Information shown |
--- Start ---

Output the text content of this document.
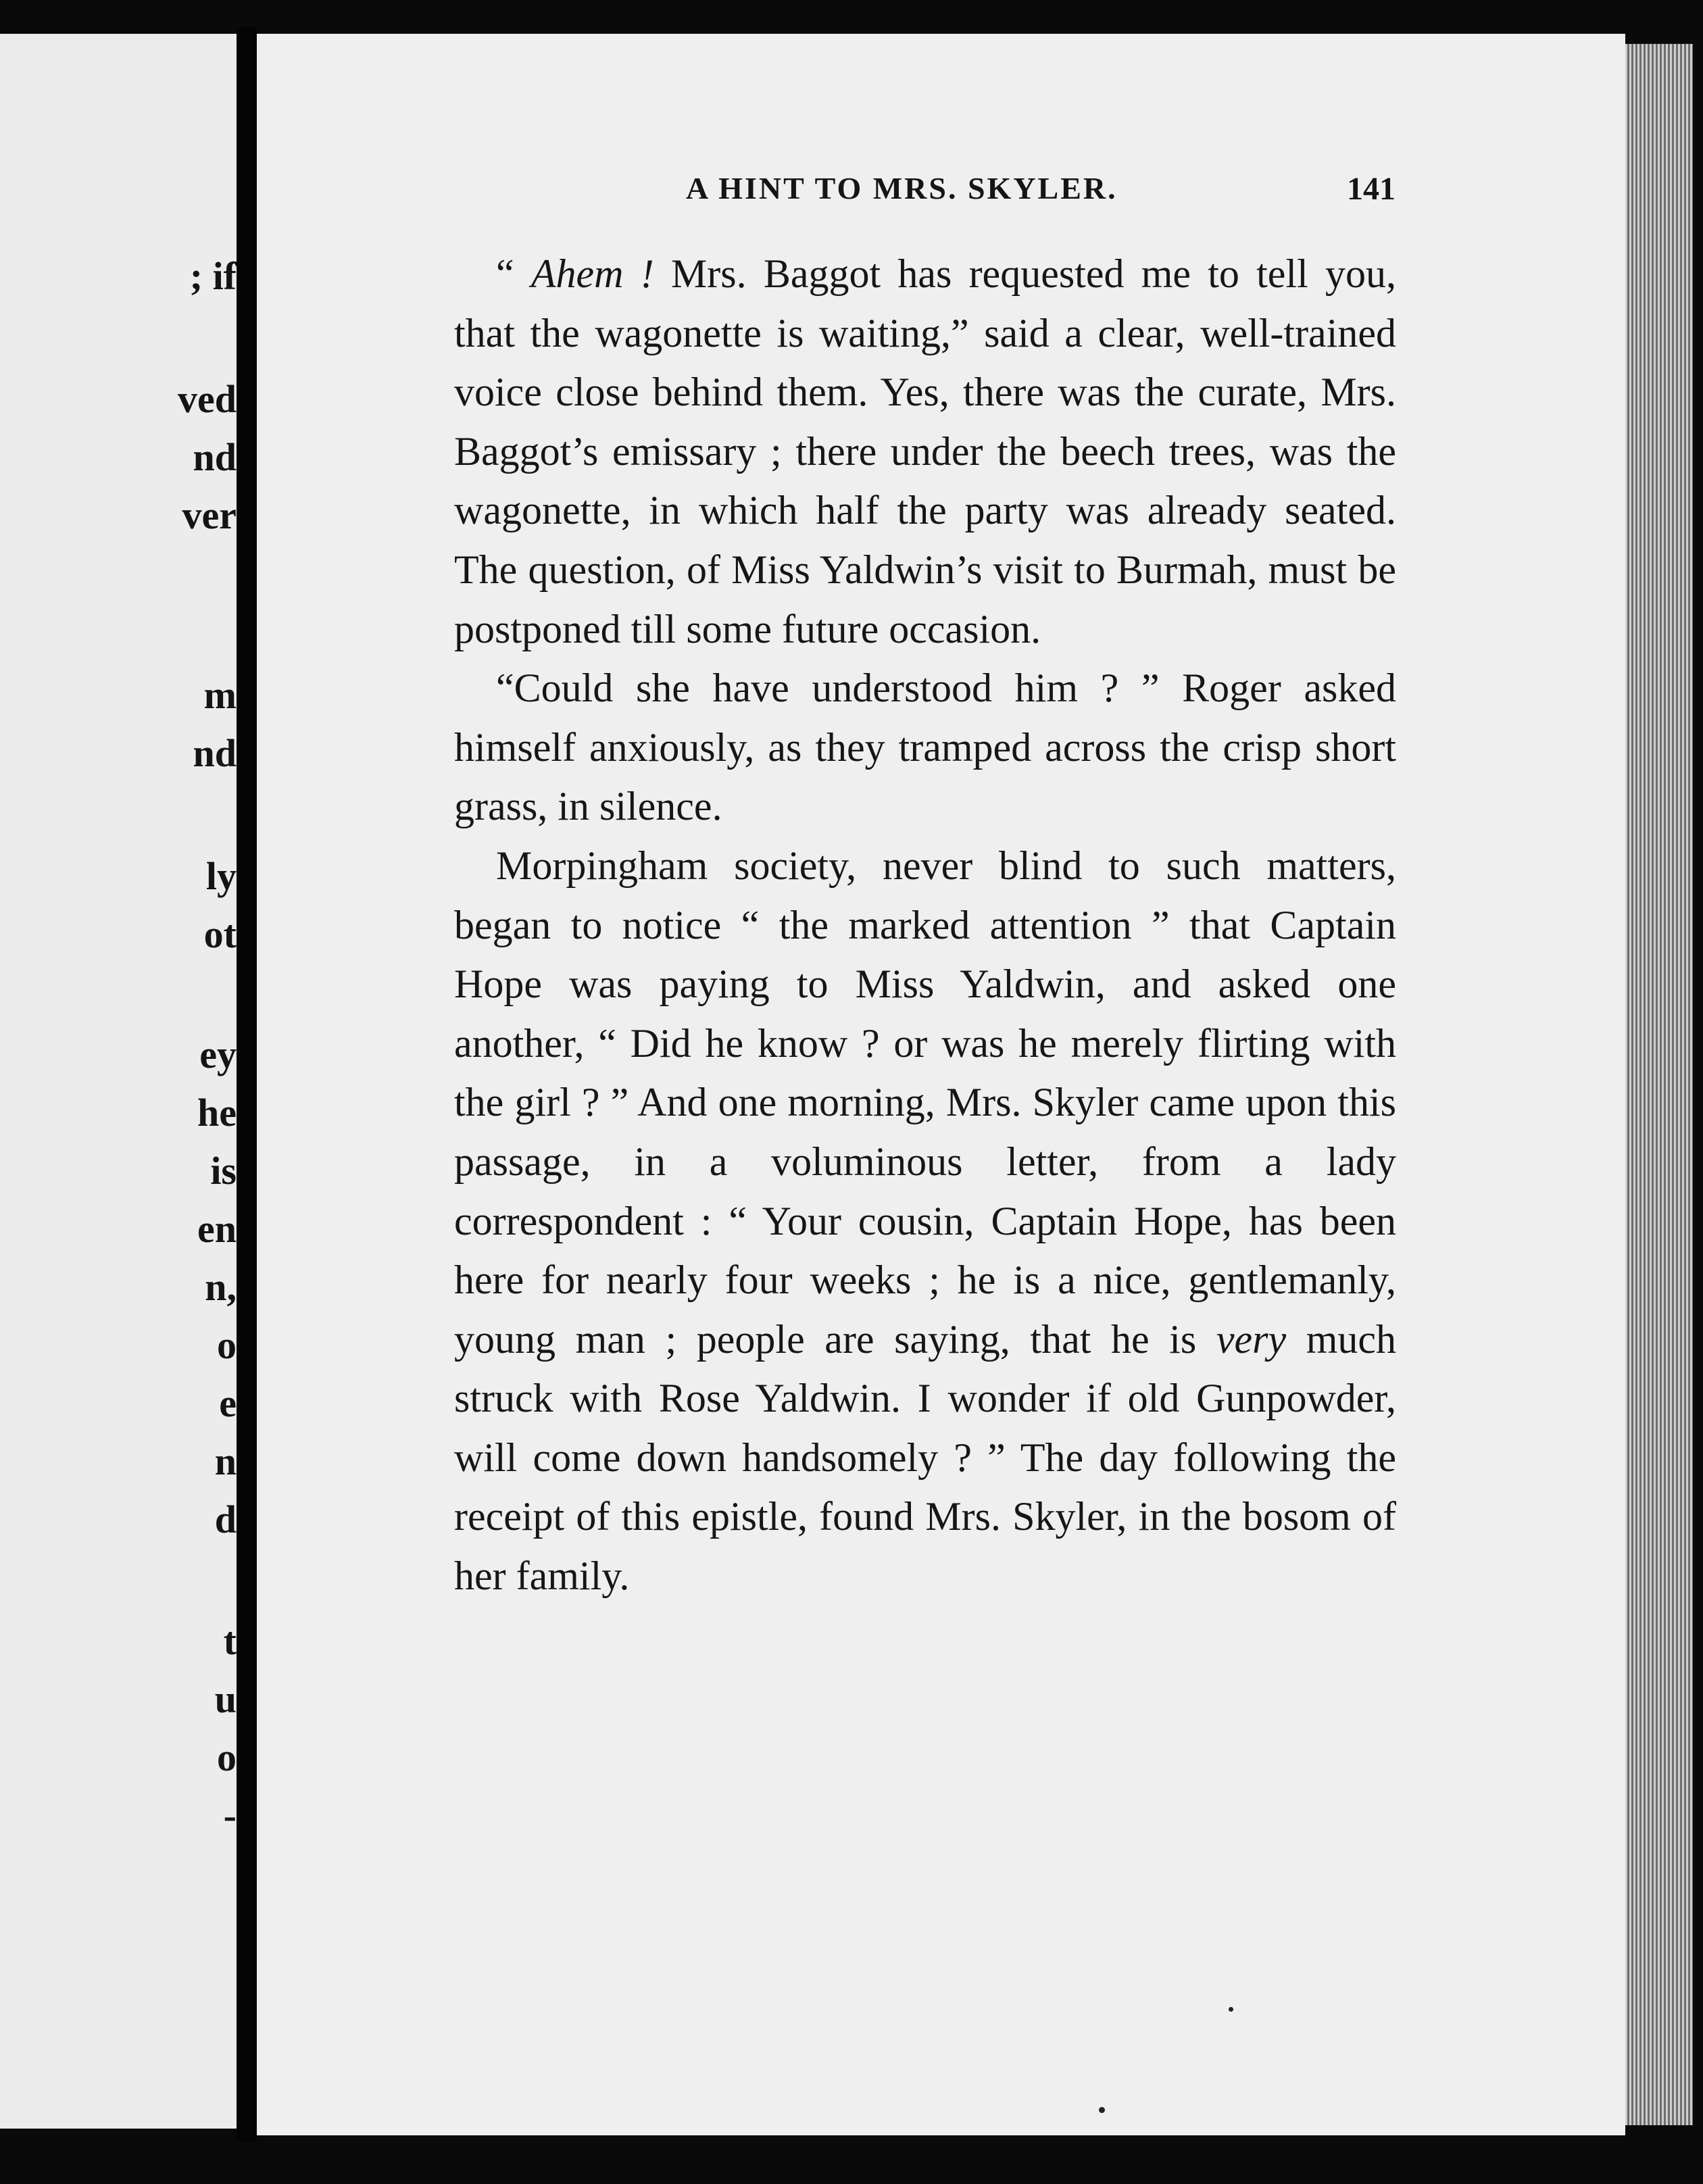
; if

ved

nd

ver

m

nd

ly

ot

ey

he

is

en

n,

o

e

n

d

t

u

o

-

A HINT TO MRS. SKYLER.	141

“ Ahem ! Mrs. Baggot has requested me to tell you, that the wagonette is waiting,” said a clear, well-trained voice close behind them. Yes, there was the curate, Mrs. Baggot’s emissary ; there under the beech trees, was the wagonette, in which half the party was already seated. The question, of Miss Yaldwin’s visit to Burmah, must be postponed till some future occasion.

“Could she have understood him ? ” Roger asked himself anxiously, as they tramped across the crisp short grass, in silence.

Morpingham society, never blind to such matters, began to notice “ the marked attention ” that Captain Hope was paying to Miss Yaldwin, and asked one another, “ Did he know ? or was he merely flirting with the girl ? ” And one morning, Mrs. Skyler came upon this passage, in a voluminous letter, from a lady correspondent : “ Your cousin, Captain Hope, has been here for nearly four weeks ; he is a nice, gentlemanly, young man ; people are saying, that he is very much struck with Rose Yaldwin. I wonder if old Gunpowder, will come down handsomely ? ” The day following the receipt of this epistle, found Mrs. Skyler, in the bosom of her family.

--- End ---

All of the material above is to be copied exactly, except for its images.

Written answer |
Output the text content of this document.
; if

ved

nd

ver

m

nd

ly

ot

ey

he

is

en

n,

o

e

n

d

t

u

o

-

A HINT TO MRS. SKYLER.	141

“ Ahem ! Mrs. Baggot has requested me to tell you, that the wagonette is waiting,” said a clear, well-trained voice close behind them. Yes, there was the curate, Mrs. Baggot’s emissary ; there under the beech trees, was the wagonette, in which half the party was already seated. The question, of Miss Yaldwin’s visit to Burmah, must be postponed till some future occasion.

“Could she have understood him ? ” Roger asked himself anxiously, as they tramped across the crisp short grass, in silence.

Morpingham society, never blind to such matters, began to notice “ the marked attention ” that Captain Hope was paying to Miss Yaldwin, and asked one another, “ Did he know ? or was he merely flirting with the girl ? ” And one morning, Mrs. Skyler came upon this passage, in a voluminous letter, from a lady correspondent : “ Your cousin, Captain Hope, has been here for nearly four weeks ; he is a nice, gentlemanly, young man ; people are saying, that he is very much struck with Rose Yaldwin. I wonder if old Gunpowder, will come down handsomely ? ” The day following the receipt of this epistle, found Mrs. Skyler, in the bosom of her family.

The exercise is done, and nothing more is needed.